Task brief
Return all lines that include the string "software".

Stored data
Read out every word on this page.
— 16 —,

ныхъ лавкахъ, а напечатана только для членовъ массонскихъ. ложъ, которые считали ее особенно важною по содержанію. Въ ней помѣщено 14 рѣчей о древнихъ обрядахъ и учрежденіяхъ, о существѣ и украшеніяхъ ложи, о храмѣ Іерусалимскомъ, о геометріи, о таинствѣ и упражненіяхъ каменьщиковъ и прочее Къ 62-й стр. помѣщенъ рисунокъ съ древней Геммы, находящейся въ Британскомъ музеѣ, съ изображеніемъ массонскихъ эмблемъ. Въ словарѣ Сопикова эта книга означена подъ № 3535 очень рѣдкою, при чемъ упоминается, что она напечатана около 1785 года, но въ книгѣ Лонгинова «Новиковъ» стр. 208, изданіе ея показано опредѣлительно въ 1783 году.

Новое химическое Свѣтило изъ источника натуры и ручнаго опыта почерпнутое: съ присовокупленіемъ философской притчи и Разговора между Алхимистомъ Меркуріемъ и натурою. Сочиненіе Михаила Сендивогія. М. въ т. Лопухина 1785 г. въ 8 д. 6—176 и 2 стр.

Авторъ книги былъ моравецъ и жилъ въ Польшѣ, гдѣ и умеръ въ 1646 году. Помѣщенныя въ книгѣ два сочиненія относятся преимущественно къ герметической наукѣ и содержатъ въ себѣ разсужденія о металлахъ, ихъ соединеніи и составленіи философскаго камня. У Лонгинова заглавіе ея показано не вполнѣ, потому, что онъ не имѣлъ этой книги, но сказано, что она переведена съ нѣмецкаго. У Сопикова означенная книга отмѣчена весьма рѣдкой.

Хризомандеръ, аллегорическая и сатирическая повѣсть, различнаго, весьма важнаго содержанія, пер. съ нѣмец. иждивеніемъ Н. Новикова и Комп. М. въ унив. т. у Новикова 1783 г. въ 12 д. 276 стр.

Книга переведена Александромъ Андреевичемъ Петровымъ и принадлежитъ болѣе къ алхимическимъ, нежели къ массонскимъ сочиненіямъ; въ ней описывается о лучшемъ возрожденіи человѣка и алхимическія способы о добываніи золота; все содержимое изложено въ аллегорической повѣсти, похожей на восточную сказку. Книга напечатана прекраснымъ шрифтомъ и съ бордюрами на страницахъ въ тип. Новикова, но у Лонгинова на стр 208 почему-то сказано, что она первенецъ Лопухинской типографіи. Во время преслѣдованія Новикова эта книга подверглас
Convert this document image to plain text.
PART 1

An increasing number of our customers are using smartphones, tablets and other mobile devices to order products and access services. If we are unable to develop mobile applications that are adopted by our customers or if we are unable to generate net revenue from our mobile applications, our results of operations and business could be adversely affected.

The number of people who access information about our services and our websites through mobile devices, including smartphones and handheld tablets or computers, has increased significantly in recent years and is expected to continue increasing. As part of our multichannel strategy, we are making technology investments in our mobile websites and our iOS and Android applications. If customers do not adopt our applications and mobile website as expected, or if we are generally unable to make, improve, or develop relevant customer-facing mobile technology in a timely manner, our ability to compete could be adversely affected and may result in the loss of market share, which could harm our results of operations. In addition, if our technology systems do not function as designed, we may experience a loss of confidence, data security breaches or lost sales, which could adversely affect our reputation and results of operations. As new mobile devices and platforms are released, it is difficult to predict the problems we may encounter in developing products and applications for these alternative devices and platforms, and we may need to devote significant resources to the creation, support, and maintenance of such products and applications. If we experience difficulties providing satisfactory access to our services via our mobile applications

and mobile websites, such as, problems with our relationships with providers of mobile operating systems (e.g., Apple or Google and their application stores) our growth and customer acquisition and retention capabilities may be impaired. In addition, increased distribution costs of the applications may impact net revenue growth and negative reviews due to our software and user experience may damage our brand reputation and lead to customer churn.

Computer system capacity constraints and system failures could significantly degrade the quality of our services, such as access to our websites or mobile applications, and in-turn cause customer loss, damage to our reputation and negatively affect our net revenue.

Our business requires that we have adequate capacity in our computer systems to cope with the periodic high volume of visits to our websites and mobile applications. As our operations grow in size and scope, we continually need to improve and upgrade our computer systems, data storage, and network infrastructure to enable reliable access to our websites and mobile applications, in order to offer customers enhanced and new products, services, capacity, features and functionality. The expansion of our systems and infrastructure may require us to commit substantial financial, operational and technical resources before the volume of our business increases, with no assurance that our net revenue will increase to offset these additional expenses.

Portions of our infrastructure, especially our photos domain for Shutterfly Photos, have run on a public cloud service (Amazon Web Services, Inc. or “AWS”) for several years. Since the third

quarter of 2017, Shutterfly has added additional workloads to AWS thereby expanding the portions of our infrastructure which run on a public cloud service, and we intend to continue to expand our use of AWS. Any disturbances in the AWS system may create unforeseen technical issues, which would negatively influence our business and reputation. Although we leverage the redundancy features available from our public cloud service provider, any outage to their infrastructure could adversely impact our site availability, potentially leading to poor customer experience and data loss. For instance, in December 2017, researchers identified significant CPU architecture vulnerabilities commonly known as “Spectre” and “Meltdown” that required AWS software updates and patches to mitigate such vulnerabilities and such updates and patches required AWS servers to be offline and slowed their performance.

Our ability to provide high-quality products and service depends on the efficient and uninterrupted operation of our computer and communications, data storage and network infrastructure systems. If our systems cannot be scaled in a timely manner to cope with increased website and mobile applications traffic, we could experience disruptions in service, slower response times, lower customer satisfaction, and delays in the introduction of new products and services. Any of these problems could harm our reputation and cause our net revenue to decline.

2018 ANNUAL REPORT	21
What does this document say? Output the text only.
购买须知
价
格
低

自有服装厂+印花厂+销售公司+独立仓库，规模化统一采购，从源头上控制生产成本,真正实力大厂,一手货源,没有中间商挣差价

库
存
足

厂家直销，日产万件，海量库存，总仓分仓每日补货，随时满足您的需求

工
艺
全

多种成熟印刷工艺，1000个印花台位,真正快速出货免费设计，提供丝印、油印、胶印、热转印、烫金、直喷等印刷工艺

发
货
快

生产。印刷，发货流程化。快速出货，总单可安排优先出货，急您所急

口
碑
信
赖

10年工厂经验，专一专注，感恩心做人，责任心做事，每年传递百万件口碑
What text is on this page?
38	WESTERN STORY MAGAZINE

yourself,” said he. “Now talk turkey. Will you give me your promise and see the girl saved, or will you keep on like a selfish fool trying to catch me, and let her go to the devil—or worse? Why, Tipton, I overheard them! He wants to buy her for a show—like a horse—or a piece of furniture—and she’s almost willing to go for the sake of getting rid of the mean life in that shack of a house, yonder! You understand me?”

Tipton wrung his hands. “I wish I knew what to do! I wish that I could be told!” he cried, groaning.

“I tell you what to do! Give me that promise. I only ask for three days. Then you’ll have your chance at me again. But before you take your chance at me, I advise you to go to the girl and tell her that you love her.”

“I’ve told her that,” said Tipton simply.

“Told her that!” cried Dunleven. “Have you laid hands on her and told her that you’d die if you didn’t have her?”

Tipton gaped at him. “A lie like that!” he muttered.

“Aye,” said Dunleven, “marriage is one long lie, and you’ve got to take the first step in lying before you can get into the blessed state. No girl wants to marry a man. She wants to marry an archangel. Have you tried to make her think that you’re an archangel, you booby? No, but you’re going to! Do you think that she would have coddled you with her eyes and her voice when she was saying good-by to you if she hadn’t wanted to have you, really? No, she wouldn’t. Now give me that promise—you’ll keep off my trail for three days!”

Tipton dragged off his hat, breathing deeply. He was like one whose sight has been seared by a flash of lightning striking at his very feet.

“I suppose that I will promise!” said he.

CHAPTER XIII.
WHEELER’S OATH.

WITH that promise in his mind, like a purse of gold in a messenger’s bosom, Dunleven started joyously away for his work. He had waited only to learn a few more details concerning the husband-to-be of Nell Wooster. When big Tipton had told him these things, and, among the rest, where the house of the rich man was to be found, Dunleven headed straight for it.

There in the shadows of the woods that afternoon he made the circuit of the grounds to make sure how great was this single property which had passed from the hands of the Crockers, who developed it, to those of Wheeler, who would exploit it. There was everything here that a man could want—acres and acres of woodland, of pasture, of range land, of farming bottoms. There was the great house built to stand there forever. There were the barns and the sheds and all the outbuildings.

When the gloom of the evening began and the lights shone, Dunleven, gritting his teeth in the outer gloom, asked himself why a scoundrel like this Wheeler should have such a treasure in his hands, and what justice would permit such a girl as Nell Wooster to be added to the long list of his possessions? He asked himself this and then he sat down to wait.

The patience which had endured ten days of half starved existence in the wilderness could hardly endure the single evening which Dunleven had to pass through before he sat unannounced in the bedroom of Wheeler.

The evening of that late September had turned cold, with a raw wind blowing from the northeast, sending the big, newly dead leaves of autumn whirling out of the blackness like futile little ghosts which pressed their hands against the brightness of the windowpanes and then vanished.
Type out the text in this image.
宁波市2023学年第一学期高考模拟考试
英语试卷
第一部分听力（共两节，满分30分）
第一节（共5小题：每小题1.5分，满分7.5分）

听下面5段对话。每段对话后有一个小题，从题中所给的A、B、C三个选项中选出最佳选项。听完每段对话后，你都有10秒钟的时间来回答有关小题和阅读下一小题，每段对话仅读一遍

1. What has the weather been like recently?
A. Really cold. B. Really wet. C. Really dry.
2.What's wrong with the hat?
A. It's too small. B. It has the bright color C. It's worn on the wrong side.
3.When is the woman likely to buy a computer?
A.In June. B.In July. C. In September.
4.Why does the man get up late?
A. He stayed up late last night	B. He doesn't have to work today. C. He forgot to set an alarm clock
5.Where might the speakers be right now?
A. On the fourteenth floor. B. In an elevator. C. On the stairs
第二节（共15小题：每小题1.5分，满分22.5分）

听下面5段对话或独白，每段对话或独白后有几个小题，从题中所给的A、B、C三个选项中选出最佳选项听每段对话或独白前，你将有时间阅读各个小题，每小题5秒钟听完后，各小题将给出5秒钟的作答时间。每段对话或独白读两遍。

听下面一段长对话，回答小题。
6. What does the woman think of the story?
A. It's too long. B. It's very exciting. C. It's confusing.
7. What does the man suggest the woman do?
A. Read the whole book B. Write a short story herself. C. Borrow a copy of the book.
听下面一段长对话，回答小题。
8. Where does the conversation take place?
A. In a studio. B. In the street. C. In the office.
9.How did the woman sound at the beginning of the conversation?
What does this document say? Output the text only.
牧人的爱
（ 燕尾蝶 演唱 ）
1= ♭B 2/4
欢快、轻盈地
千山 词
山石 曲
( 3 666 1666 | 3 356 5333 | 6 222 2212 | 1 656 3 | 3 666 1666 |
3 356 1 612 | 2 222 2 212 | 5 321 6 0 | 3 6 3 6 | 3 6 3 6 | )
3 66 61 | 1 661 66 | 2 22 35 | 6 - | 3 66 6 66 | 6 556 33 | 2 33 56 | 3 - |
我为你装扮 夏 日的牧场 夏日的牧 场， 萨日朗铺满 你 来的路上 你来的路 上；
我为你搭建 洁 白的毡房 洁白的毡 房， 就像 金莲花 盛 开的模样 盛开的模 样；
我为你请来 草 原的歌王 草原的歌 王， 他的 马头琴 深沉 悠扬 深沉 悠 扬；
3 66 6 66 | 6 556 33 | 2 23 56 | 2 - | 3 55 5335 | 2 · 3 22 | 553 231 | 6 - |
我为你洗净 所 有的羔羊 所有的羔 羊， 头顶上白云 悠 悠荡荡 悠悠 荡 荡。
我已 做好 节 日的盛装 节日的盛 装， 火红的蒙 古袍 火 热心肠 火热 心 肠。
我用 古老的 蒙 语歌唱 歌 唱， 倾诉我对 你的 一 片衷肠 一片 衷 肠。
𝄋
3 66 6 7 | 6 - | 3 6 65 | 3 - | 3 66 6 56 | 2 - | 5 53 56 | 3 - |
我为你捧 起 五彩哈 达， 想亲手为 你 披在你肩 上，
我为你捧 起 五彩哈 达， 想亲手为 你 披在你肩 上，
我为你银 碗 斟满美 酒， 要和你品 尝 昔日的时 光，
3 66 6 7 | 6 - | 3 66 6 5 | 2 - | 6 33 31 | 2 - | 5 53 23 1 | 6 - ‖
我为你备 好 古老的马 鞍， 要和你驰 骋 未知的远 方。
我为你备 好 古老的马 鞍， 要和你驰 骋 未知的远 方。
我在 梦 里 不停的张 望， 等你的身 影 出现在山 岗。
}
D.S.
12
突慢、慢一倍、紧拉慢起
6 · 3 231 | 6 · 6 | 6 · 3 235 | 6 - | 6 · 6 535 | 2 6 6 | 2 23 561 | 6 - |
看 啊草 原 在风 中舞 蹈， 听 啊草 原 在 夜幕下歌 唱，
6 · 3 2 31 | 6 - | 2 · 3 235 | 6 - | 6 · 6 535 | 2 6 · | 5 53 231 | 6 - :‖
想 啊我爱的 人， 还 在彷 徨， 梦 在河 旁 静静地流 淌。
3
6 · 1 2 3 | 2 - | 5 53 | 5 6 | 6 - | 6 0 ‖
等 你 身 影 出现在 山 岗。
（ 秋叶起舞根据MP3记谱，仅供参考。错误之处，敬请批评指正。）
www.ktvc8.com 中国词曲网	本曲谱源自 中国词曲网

Solution to the exercise
and mobile websites, such as, problems with our relationships with providers of mobile operating systems (e.g., Apple or Google and their application stores) our growth and customer acquisition and retention capabilities may be impaired. In addition, increased distribution costs of the applications may impact net revenue growth and negative reviews due to our software and user experience may damage our brand reputation and lead to customer churn.
quarter of 2017, Shutterfly has added additional workloads to AWS thereby expanding the portions of our infrastructure which run on a public cloud service, and we intend to continue to expand our use of AWS. Any disturbances in the AWS system may create unforeseen technical issues, which would negatively influence our business and reputation. Although we leverage the redundancy features available from our public cloud service provider, any outage to their infrastructure could adversely impact our site availability, potentially leading to poor customer experience and data loss. For instance, in December 2017, researchers identified significant CPU architecture vulnerabilities commonly known as “Spectre” and “Meltdown” that required AWS software updates and patches to mitigate such vulnerabilities and such updates and patches required AWS servers to be offline and slowed their performance.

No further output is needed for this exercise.